Below is a set of records; print all of them exactly as written.

**Stored data entries:**

○ ○ ○

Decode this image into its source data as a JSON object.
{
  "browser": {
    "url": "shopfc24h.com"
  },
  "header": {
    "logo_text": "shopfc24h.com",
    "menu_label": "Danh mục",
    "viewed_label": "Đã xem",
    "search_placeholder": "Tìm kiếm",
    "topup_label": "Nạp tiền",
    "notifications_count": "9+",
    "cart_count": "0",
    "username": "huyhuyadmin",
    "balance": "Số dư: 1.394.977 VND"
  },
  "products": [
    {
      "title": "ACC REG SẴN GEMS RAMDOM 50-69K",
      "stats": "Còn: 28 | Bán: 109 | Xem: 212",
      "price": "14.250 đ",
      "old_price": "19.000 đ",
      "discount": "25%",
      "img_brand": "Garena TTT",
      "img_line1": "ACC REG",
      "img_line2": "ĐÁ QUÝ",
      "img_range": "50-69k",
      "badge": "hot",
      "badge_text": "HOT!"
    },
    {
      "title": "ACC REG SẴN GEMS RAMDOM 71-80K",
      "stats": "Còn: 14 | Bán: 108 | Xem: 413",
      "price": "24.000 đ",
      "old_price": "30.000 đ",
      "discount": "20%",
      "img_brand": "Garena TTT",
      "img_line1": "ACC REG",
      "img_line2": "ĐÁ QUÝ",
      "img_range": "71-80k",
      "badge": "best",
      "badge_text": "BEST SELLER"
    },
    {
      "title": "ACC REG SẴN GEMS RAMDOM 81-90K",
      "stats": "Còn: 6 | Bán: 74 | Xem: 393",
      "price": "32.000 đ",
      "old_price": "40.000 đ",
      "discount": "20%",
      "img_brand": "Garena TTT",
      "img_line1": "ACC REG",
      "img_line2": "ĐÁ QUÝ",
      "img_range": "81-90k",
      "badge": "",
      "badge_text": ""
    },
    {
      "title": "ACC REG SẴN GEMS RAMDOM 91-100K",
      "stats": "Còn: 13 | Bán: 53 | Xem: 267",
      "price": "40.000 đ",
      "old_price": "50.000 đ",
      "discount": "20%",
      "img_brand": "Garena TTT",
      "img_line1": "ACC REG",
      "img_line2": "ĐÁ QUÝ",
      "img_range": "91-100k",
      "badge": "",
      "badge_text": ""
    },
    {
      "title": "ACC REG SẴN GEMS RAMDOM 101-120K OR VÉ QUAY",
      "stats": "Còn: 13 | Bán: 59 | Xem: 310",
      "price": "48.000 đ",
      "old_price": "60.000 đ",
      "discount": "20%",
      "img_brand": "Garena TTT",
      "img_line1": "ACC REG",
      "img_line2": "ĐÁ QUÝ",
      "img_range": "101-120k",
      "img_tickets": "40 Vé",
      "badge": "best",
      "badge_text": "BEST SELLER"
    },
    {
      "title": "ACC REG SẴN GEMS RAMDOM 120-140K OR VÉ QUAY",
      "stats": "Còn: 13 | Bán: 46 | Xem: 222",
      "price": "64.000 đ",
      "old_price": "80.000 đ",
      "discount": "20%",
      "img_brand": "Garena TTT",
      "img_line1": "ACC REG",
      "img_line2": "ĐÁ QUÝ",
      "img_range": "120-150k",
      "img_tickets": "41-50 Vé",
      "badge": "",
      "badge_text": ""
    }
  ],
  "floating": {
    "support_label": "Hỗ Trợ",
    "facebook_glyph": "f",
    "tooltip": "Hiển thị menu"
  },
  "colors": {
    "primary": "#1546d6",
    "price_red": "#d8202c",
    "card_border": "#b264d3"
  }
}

○ ○ ○

**Finished task:**
Decode this image into its source data as a JSON object.
{
  "browser": {
    "url": "shopfc24h.com"
  },
  "header": {
    "logo_text": "shopfc24h.com",
    "menu_label": "Danh mục",
    "viewed_label": "Đã xem",
    "search_placeholder": "Tìm kiếm",
    "topup_label": "Nạp tiền",
    "notifications_count": "9+",
    "cart_count": "0",
    "username": "huyhuyadmin",
    "balance": "Số dư: 1.394.977 VND"
  },
  "products": [
    {
      "title": "ACC REG SẴN GEMS RAMDOM 50-69K",
      "stats": "Còn: 28 | Bán: 109 | Xem: 212",
      "price": "14.250 đ",
      "old_price": "19.000 đ",
      "discount": "25%",
      "img_brand": "Garena TTT",
      "img_line1": "ACC REG",
      "img_line2": "ĐÁ QUÝ",
      "img_range": "50-69k",
      "badge": "hot",
      "badge_text": "HOT!"
    },
    {
      "title": "ACC REG SẴN GEMS RAMDOM 71-80K",
      "stats": "Còn: 14 | Bán: 108 | Xem: 413",
      "price": "24.000 đ",
      "old_price": "30.000 đ",
      "discount": "20%",
      "img_brand": "Garena TTT",
      "img_line1": "ACC REG",
      "img_line2": "ĐÁ QUÝ",
      "img_range": "71-80k",
      "badge": "best",
      "badge_text": "BEST SELLER"
    },
    {
      "title": "ACC REG SẴN GEMS RAMDOM 81-90K",
      "stats": "Còn: 6 | Bán: 74 | Xem: 393",
      "price": "32.000 đ",
      "old_price": "40.000 đ",
      "discount": "20%",
      "img_brand": "Garena TTT",
      "img_line1": "ACC REG",
      "img_line2": "ĐÁ QUÝ",
      "img_range": "81-90k",
      "badge": "",
      "badge_text": ""
    },
    {
      "title": "ACC REG SẴN GEMS RAMDOM 91-100K",
      "stats": "Còn: 13 | Bán: 53 | Xem: 267",
      "price": "40.000 đ",
      "old_price": "50.000 đ",
      "discount": "20%",
      "img_brand": "Garena TTT",
      "img_line1": "ACC REG",
      "img_line2": "ĐÁ QUÝ",
      "img_range": "91-100k",
      "badge": "",
      "badge_text": ""
    },
    {
      "title": "ACC REG SẴN GEMS RAMDOM 101-120K OR VÉ QUAY",
      "stats": "Còn: 13 | Bán: 59 | Xem: 310",
      "price": "48.000 đ",
      "old_price": "60.000 đ",
      "discount": "20%",
      "img_brand": "Garena TTT",
      "img_line1": "ACC REG",
      "img_line2": "ĐÁ QUÝ",
      "img_range": "101-120k",
      "img_tickets": "40 Vé",
      "badge": "best",
      "badge_text": "BEST SELLER"
    },
    {
      "title": "ACC REG SẴN GEMS RAMDOM 120-140K OR VÉ QUAY",
      "stats": "Còn: 13 | Bán: 46 | Xem: 222",
      "price": "64.000 đ",
      "old_price": "80.000 đ",
      "discount": "20%",
      "img_brand": "Garena TTT",
      "img_line1": "ACC REG",
      "img_line2": "ĐÁ QUÝ",
      "img_range": "120-150k",
      "img_tickets": "41-50 Vé",
      "badge": "",
      "badge_text": ""
    }
  ],
  "floating": {
    "support_label": "Hỗ Trợ",
    "facebook_glyph": "f",
    "tooltip": "Hiển thị menu"
  },
  "colors": {
    "primary": "#1546d6",
    "price_red": "#d8202c",
    "card_border": "#b264d3"
  }
}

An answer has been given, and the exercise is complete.